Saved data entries
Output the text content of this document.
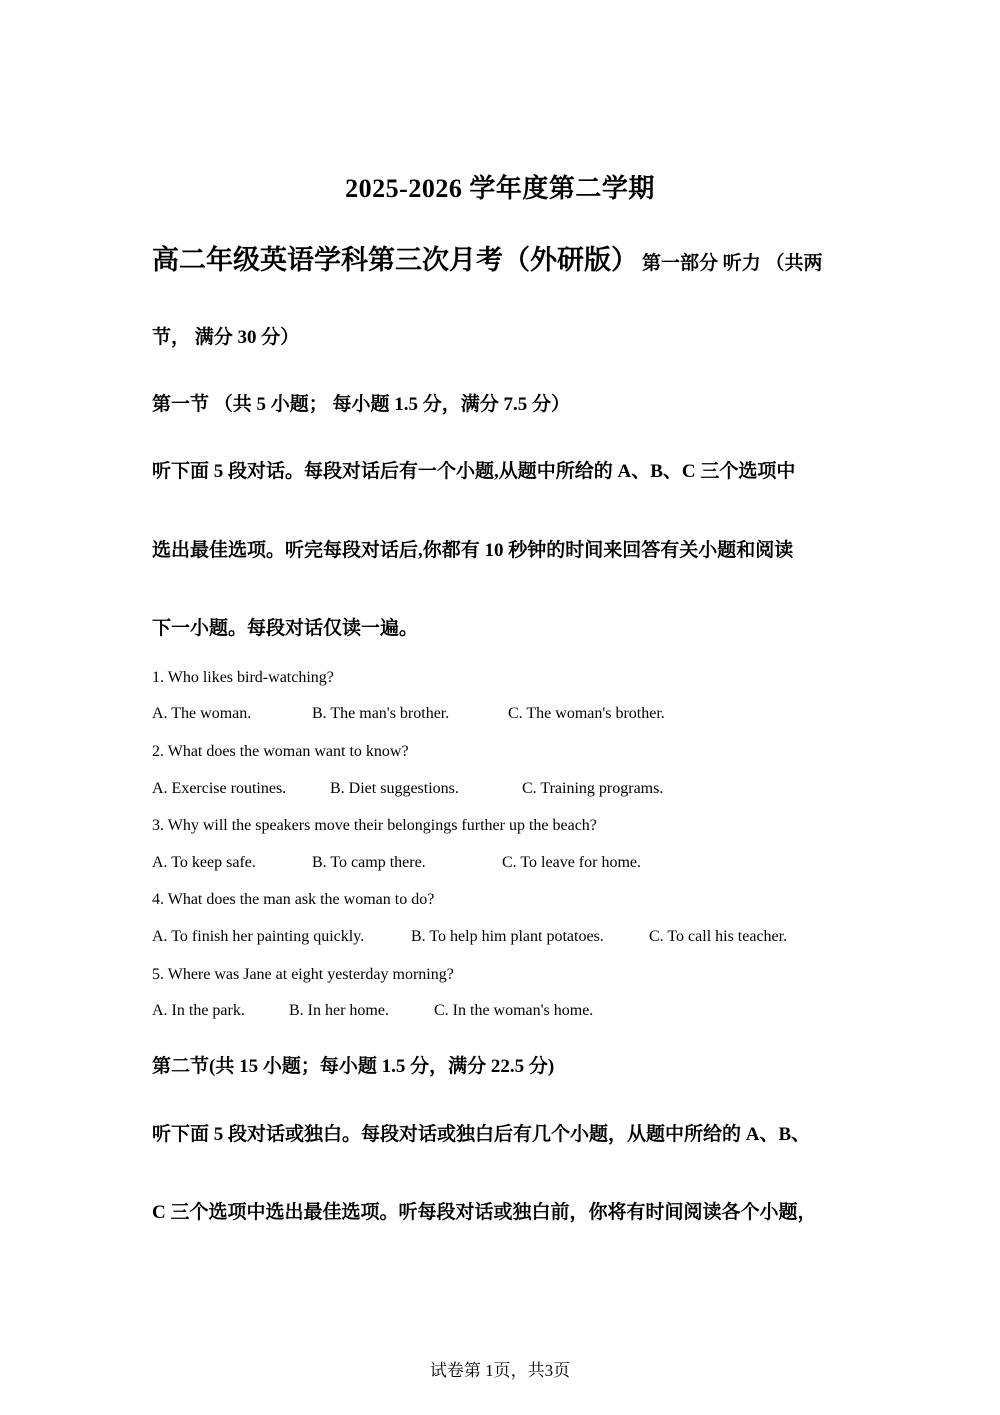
2025-2026 学年度第二学期
高二年级英语学科第三次月考（外研版） 第一部分 听力 （共两
节， 满分 30 分）
第一节 （共 5 小题； 每小题 1.5 分，满分 7.5 分）
听下面 5 段对话。每段对话后有一个小题,从题中所给的 A、B、C 三个选项中
选出最佳选项。听完每段对话后,你都有 10 秒钟的时间来回答有关小题和阅读
下一小题。每段对话仅读一遍。
1. Who likes bird-watching?
A. The woman.	B. The man's brother.	C. The woman's brother.
2. What does the woman want to know?
A. Exercise routines.	B. Diet suggestions.	C. Training programs.
3. Why will the speakers move their belongings further up the beach?
A. To keep safe.	B. To camp there.	C. To leave for home.
4. What does the man ask the woman to do?
A. To finish her painting quickly.	B. To help him plant potatoes.	C. To call his teacher.
5. Where was Jane at eight yesterday morning?
A. In the park.	B. In her home.	C. In the woman's home.
第二节(共 15 小题；每小题 1.5 分，满分 22.5 分)
听下面 5 段对话或独白。每段对话或独白后有几个小题，从题中所给的 A、B、
C 三个选项中选出最佳选项。听每段对话或独白前，你将有时间阅读各个小题，
试卷第 1页，共3页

● **Instructions for the task**:
Reproduce every entry exactly, but omit each picture.

● **Task solution**:
Output the text content of this document.
2025-2026 学年度第二学期
高二年级英语学科第三次月考（外研版） 第一部分 听力 （共两
节， 满分 30 分）
第一节 （共 5 小题； 每小题 1.5 分，满分 7.5 分）
听下面 5 段对话。每段对话后有一个小题,从题中所给的 A、B、C 三个选项中
选出最佳选项。听完每段对话后,你都有 10 秒钟的时间来回答有关小题和阅读
下一小题。每段对话仅读一遍。
1. Who likes bird-watching?
A. The woman.	B. The man's brother.	C. The woman's brother.
2. What does the woman want to know?
A. Exercise routines.	B. Diet suggestions.	C. Training programs.
3. Why will the speakers move their belongings further up the beach?
A. To keep safe.	B. To camp there.	C. To leave for home.
4. What does the man ask the woman to do?
A. To finish her painting quickly.	B. To help him plant potatoes.	C. To call his teacher.
5. Where was Jane at eight yesterday morning?
A. In the park.	B. In her home.	C. In the woman's home.
第二节(共 15 小题；每小题 1.5 分，满分 22.5 分)
听下面 5 段对话或独白。每段对话或独白后有几个小题，从题中所给的 A、B、
C 三个选项中选出最佳选项。听每段对话或独白前，你将有时间阅读各个小题，
试卷第 1页，共3页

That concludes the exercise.